▶ **Written task**: Tally every line of the material that includes "screenshot", then give the tally and nothing else.
— START Source data —
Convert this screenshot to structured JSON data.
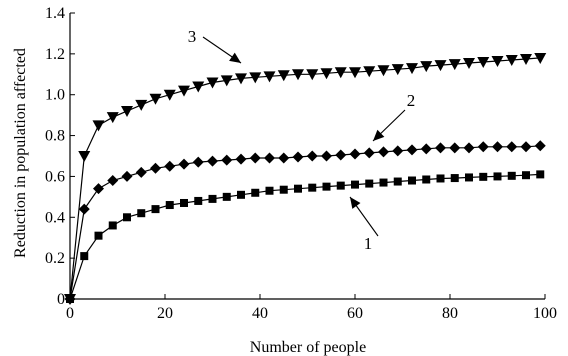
{
  "chart_data": {
    "type": "line",
    "title": "",
    "xlabel": "Number of people",
    "ylabel": "Reduction in population affected",
    "xlim": [
      0,
      100
    ],
    "ylim": [
      0,
      1.4
    ],
    "xticks": [
      0,
      20,
      40,
      60,
      80,
      100
    ],
    "yticks": [
      0,
      0.2,
      0.4,
      0.6,
      0.8,
      1.0,
      1.2,
      1.4
    ],
    "x": [
      0,
      3,
      6,
      9,
      12,
      15,
      18,
      21,
      24,
      27,
      30,
      33,
      36,
      39,
      42,
      45,
      48,
      51,
      54,
      57,
      60,
      63,
      66,
      69,
      72,
      75,
      78,
      81,
      84,
      87,
      90,
      93,
      96,
      99
    ],
    "series": [
      {
        "name": "1",
        "marker": "square",
        "values": [
          0,
          0.21,
          0.31,
          0.36,
          0.4,
          0.42,
          0.44,
          0.46,
          0.47,
          0.48,
          0.49,
          0.5,
          0.51,
          0.52,
          0.53,
          0.535,
          0.54,
          0.545,
          0.55,
          0.555,
          0.56,
          0.565,
          0.57,
          0.575,
          0.58,
          0.585,
          0.59,
          0.592,
          0.595,
          0.598,
          0.6,
          0.603,
          0.606,
          0.61
        ]
      },
      {
        "name": "2",
        "marker": "diamond",
        "values": [
          0,
          0.44,
          0.54,
          0.58,
          0.6,
          0.62,
          0.64,
          0.65,
          0.66,
          0.67,
          0.675,
          0.68,
          0.685,
          0.69,
          0.69,
          0.69,
          0.695,
          0.7,
          0.7,
          0.705,
          0.71,
          0.715,
          0.72,
          0.725,
          0.73,
          0.735,
          0.74,
          0.74,
          0.74,
          0.745,
          0.745,
          0.745,
          0.745,
          0.75
        ]
      },
      {
        "name": "3",
        "marker": "triangle-down",
        "values": [
          0,
          0.7,
          0.85,
          0.89,
          0.92,
          0.95,
          0.98,
          1.0,
          1.02,
          1.04,
          1.06,
          1.07,
          1.08,
          1.085,
          1.09,
          1.095,
          1.1,
          1.1,
          1.105,
          1.11,
          1.11,
          1.115,
          1.12,
          1.125,
          1.13,
          1.14,
          1.145,
          1.15,
          1.155,
          1.16,
          1.165,
          1.17,
          1.175,
          1.18
        ]
      }
    ],
    "annotations": [
      {
        "label": "1",
        "series": "1"
      },
      {
        "label": "2",
        "series": "2"
      },
      {
        "label": "3",
        "series": "3"
      }
    ],
    "grid": false,
    "legend": "none"
  }
}
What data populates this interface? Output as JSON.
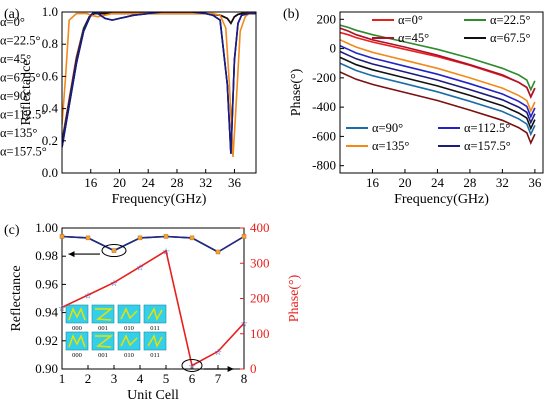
{
  "chart_data": [
    {
      "panel_label": "(a)",
      "type": "line",
      "xlabel": "Frequency(GHz)",
      "ylabel": "Reflectance",
      "xlim": [
        12,
        39
      ],
      "ylim": [
        0.0,
        1.0
      ],
      "x_ticks": [
        "16",
        "20",
        "24",
        "28",
        "32",
        "36"
      ],
      "y_ticks": [
        "0.0",
        "0.2",
        "0.4",
        "0.6",
        "0.8",
        "1.0"
      ],
      "legend_placement": "center-right",
      "series": [
        {
          "name": "α=0°",
          "color": "#e8201c",
          "x": [
            12,
            13,
            14,
            15,
            15.8,
            16.5,
            17.5,
            19,
            21,
            24,
            28,
            32,
            34,
            35,
            35.5,
            36,
            36.5,
            37,
            38,
            39
          ],
          "y": [
            0.2,
            0.46,
            0.72,
            0.9,
            0.97,
            0.99,
            0.99,
            0.99,
            0.99,
            0.99,
            0.99,
            0.99,
            0.98,
            0.96,
            0.93,
            0.97,
            0.985,
            0.99,
            0.99,
            0.99
          ]
        },
        {
          "name": "α=22.5°",
          "color": "#2e8b2e",
          "x": [
            12,
            13,
            14,
            15,
            15.8,
            16.5,
            17.5,
            19,
            21,
            24,
            28,
            32,
            34,
            35,
            35.5,
            36,
            36.5,
            37,
            38,
            39
          ],
          "y": [
            0.19,
            0.45,
            0.71,
            0.9,
            0.97,
            0.99,
            0.99,
            0.99,
            0.99,
            0.99,
            0.99,
            0.99,
            0.98,
            0.96,
            0.93,
            0.97,
            0.985,
            0.99,
            0.99,
            0.99
          ]
        },
        {
          "name": "α=45°",
          "color": "#b0102a",
          "x": [
            12,
            13,
            14,
            15,
            15.8,
            16.5,
            17.5,
            19,
            21,
            24,
            28,
            32,
            34,
            35,
            35.5,
            36,
            36.5,
            37,
            38,
            39
          ],
          "y": [
            0.18,
            0.44,
            0.7,
            0.89,
            0.97,
            0.99,
            0.99,
            0.99,
            0.99,
            0.99,
            0.99,
            0.99,
            0.98,
            0.96,
            0.93,
            0.97,
            0.985,
            0.99,
            0.99,
            0.99
          ]
        },
        {
          "name": "α=67.5°",
          "color": "#111111",
          "x": [
            12,
            13,
            14,
            15,
            15.8,
            16.5,
            17.5,
            19,
            21,
            24,
            28,
            32,
            34,
            35,
            35.5,
            36,
            36.5,
            37,
            38,
            39
          ],
          "y": [
            0.18,
            0.44,
            0.7,
            0.89,
            0.97,
            0.99,
            0.99,
            0.99,
            0.99,
            0.99,
            0.99,
            0.99,
            0.98,
            0.96,
            0.93,
            0.97,
            0.985,
            0.99,
            0.99,
            0.99
          ]
        },
        {
          "name": "α=90°",
          "color": "#1a6ea8",
          "x": [
            12,
            13,
            14,
            15,
            16,
            16.5,
            17,
            18,
            19,
            20,
            22,
            24,
            26,
            28,
            30,
            32,
            33,
            34,
            35,
            35.5,
            36,
            36.5,
            37,
            38,
            39
          ],
          "y": [
            0.16,
            0.42,
            0.68,
            0.88,
            0.98,
            1.0,
            0.99,
            0.96,
            0.95,
            0.96,
            0.98,
            0.99,
            1.0,
            1.0,
            1.0,
            0.99,
            0.98,
            0.95,
            0.55,
            0.12,
            0.7,
            0.93,
            0.98,
            0.99,
            0.99
          ]
        },
        {
          "name": "α=112.5°",
          "color": "#2323c8",
          "x": [
            12,
            13,
            14,
            15,
            16,
            16.5,
            17,
            18,
            19,
            20,
            22,
            24,
            26,
            28,
            30,
            32,
            33,
            34,
            35,
            35.5,
            36,
            36.5,
            37,
            38,
            39
          ],
          "y": [
            0.16,
            0.42,
            0.68,
            0.88,
            0.98,
            1.0,
            0.99,
            0.96,
            0.95,
            0.96,
            0.98,
            0.99,
            1.0,
            1.0,
            1.0,
            0.99,
            0.98,
            0.95,
            0.55,
            0.12,
            0.7,
            0.93,
            0.98,
            0.99,
            0.99
          ]
        },
        {
          "name": "α=135°",
          "color": "#f28a1a",
          "x": [
            12,
            12.5,
            13,
            14,
            15,
            15.5,
            16,
            17,
            18,
            19,
            20,
            22,
            24,
            26,
            28,
            30,
            32,
            33,
            34,
            34.8,
            35.3,
            35.8,
            36.2,
            36.8,
            37.5,
            38,
            39
          ],
          "y": [
            0.3,
            0.6,
            0.95,
            0.99,
            0.99,
            0.99,
            0.98,
            0.97,
            0.98,
            0.99,
            0.99,
            0.99,
            0.99,
            0.99,
            0.99,
            0.99,
            0.99,
            0.99,
            0.98,
            0.9,
            0.55,
            0.1,
            0.4,
            0.88,
            0.97,
            0.99,
            0.99
          ]
        },
        {
          "name": "α=157.5°",
          "color": "#1c1c7a",
          "x": [
            12,
            13,
            14,
            15,
            16,
            16.5,
            17,
            18,
            19,
            20,
            22,
            24,
            26,
            28,
            30,
            32,
            33,
            34,
            35,
            35.5,
            36,
            36.5,
            37,
            38,
            39
          ],
          "y": [
            0.16,
            0.42,
            0.68,
            0.88,
            0.98,
            1.0,
            0.99,
            0.96,
            0.95,
            0.96,
            0.98,
            0.99,
            1.0,
            1.0,
            1.0,
            0.99,
            0.98,
            0.95,
            0.55,
            0.12,
            0.7,
            0.93,
            0.98,
            0.99,
            0.99
          ]
        }
      ]
    },
    {
      "panel_label": "(b)",
      "type": "line",
      "xlabel": "Frequency(GHz)",
      "ylabel": "Phase(°)",
      "xlim": [
        12,
        37
      ],
      "ylim": [
        -850,
        250
      ],
      "x_ticks": [
        "16",
        "20",
        "24",
        "28",
        "32",
        "36"
      ],
      "y_ticks": [
        "200",
        "0",
        "-200",
        "-400",
        "-600",
        "-800"
      ],
      "legend_placement": "top and bottom",
      "series": [
        {
          "name": "α=0°",
          "color": "#e8201c",
          "x": [
            12,
            13,
            14,
            16,
            20,
            24,
            28,
            32,
            34,
            35,
            35.5,
            36
          ],
          "y": [
            110,
            95,
            75,
            45,
            -5,
            -55,
            -115,
            -185,
            -230,
            -265,
            -330,
            -270
          ]
        },
        {
          "name": "α=22.5°",
          "color": "#2e8b2e",
          "x": [
            12,
            13,
            14,
            16,
            20,
            24,
            28,
            32,
            34,
            35,
            35.5,
            36
          ],
          "y": [
            160,
            145,
            125,
            95,
            45,
            -5,
            -65,
            -135,
            -180,
            -215,
            -280,
            -220
          ]
        },
        {
          "name": "α=45°",
          "color": "#b0102a",
          "x": [
            12,
            13,
            14,
            16,
            20,
            24,
            28,
            32,
            34,
            35,
            35.5,
            36
          ],
          "y": [
            140,
            120,
            95,
            60,
            10,
            -45,
            -110,
            -180,
            -230,
            -265,
            -330,
            -270
          ]
        },
        {
          "name": "α=67.5°",
          "color": "#111111",
          "x": [
            12,
            13,
            14,
            16,
            20,
            24,
            28,
            32,
            34,
            35,
            35.5,
            36
          ],
          "y": [
            -60,
            -85,
            -110,
            -145,
            -200,
            -255,
            -320,
            -390,
            -440,
            -475,
            -545,
            -485
          ]
        },
        {
          "name": "α=90°",
          "color": "#1a6ea8",
          "x": [
            12,
            13,
            14,
            16,
            20,
            24,
            28,
            32,
            34,
            35,
            35.5,
            36
          ],
          "y": [
            -100,
            -125,
            -150,
            -185,
            -240,
            -295,
            -360,
            -430,
            -480,
            -515,
            -585,
            -525
          ]
        },
        {
          "name": "α=112.5°",
          "color": "#2323c8",
          "x": [
            12,
            13,
            14,
            16,
            20,
            24,
            28,
            32,
            34,
            35,
            35.5,
            36
          ],
          "y": [
            20,
            -5,
            -30,
            -65,
            -120,
            -175,
            -240,
            -310,
            -360,
            -395,
            -465,
            -405
          ]
        },
        {
          "name": "α=135°",
          "color": "#f28a1a",
          "x": [
            12,
            13,
            14,
            16,
            20,
            24,
            28,
            32,
            34,
            35,
            35.5,
            36
          ],
          "y": [
            60,
            35,
            10,
            -25,
            -80,
            -135,
            -200,
            -270,
            -320,
            -355,
            -425,
            -365
          ]
        },
        {
          "name": "α=157.5°",
          "color": "#1c1c7a",
          "x": [
            12,
            13,
            14,
            16,
            20,
            24,
            28,
            32,
            34,
            35,
            35.5,
            36
          ],
          "y": [
            -20,
            -45,
            -70,
            -105,
            -160,
            -215,
            -280,
            -350,
            -400,
            -435,
            -505,
            -445
          ]
        },
        {
          "name": "",
          "color": "#7a1010",
          "x": [
            12,
            13,
            14,
            16,
            20,
            24,
            28,
            32,
            34,
            35,
            35.5,
            36
          ],
          "y": [
            -160,
            -185,
            -210,
            -245,
            -300,
            -355,
            -420,
            -490,
            -540,
            -575,
            -645,
            -585
          ]
        }
      ]
    },
    {
      "panel_label": "(c)",
      "type": "line",
      "xlabel": "Unit Cell",
      "ylabel": "Reflectance",
      "ylabel_right": "Phase(°)",
      "xlim": [
        1,
        8
      ],
      "ylim": [
        0.9,
        1.0
      ],
      "ylim_right": [
        0,
        400
      ],
      "x_ticks": [
        "1",
        "2",
        "3",
        "4",
        "5",
        "6",
        "7",
        "8"
      ],
      "y_ticks": [
        "0.90",
        "0.92",
        "0.94",
        "0.96",
        "0.98",
        "1.00"
      ],
      "y_ticks_right": [
        "0",
        "100",
        "200",
        "300",
        "400"
      ],
      "series": [
        {
          "axis": "left",
          "color": "#1f2a80",
          "x": [
            1,
            2,
            3,
            4,
            5,
            6,
            7,
            8
          ],
          "y": [
            0.994,
            0.993,
            0.984,
            0.993,
            0.994,
            0.993,
            0.983,
            0.994
          ]
        },
        {
          "axis": "right",
          "color": "#e8201c",
          "x": [
            1,
            2,
            3,
            4,
            5,
            6,
            7,
            8
          ],
          "y": [
            175,
            210,
            245,
            290,
            335,
            10,
            50,
            130
          ]
        }
      ],
      "inset_codes": [
        "000",
        "001",
        "010",
        "011",
        "000",
        "001",
        "010",
        "011"
      ]
    }
  ]
}
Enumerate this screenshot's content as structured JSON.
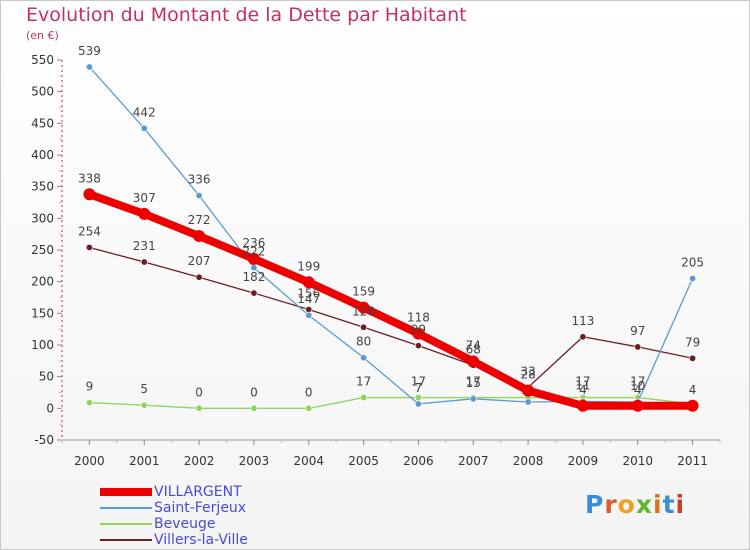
{
  "title": "Evolution du Montant de la Dette par Habitant",
  "subtitle": "(en €)",
  "logo": {
    "text": "Proxiti",
    "letter_colors": [
      "#3a8ed8",
      "#e05a2a",
      "#f0a020",
      "#5cb82c",
      "#e07020",
      "#3a8ed8",
      "#d23c2a"
    ]
  },
  "chart_data": {
    "type": "line",
    "x": [
      2000,
      2001,
      2002,
      2003,
      2004,
      2005,
      2006,
      2007,
      2008,
      2009,
      2010,
      2011
    ],
    "ylim": [
      -50,
      550
    ],
    "yticks": [
      -50,
      0,
      50,
      100,
      150,
      200,
      250,
      300,
      350,
      400,
      450,
      500,
      550
    ],
    "grid": false,
    "legend_position": "bottom-left",
    "series": [
      {
        "name": "Villers-la-Ville",
        "color": "#6b1d24",
        "values": [
          254,
          231,
          207,
          182,
          156,
          128,
          99,
          68,
          33,
          113,
          97,
          79
        ],
        "labels": [
          "254",
          "231",
          "207",
          "182",
          "156",
          "128",
          "99",
          "68",
          "33",
          "113",
          "97",
          "79"
        ]
      },
      {
        "name": "Beveuge",
        "color": "#8fd45c",
        "values": [
          9,
          5,
          0,
          0,
          0,
          17,
          17,
          17,
          17,
          17,
          17,
          7
        ],
        "labels": [
          "9",
          "5",
          "0",
          "0",
          "0",
          "17",
          "17",
          "17",
          "",
          "17",
          "17",
          ""
        ]
      },
      {
        "name": "Saint-Ferjeux",
        "color": "#5a9ad0",
        "values": [
          539,
          442,
          336,
          222,
          147,
          80,
          7,
          15,
          10,
          11,
          10,
          205
        ],
        "labels": [
          "539",
          "442",
          "336",
          "222",
          "147",
          "80",
          "7",
          "15",
          "",
          "11",
          "10",
          "205"
        ]
      },
      {
        "name": "VILLARGENT",
        "color": "#ee0000",
        "values": [
          338,
          307,
          272,
          236,
          199,
          159,
          118,
          74,
          28,
          4,
          4,
          4
        ],
        "labels": [
          "338",
          "307",
          "272",
          "236",
          "199",
          "159",
          "118",
          "74",
          "28",
          "4",
          "4",
          "4"
        ]
      }
    ]
  },
  "legend": {
    "items": [
      {
        "label": "VILLARGENT",
        "color": "#ee0000"
      },
      {
        "label": "Saint-Ferjeux",
        "color": "#5a9ad0"
      },
      {
        "label": "Beveuge",
        "color": "#8fd45c"
      },
      {
        "label": "Villers-la-Ville",
        "color": "#6b1d24"
      }
    ]
  }
}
— END Source data —
▶ **Reply to the exercise**: 2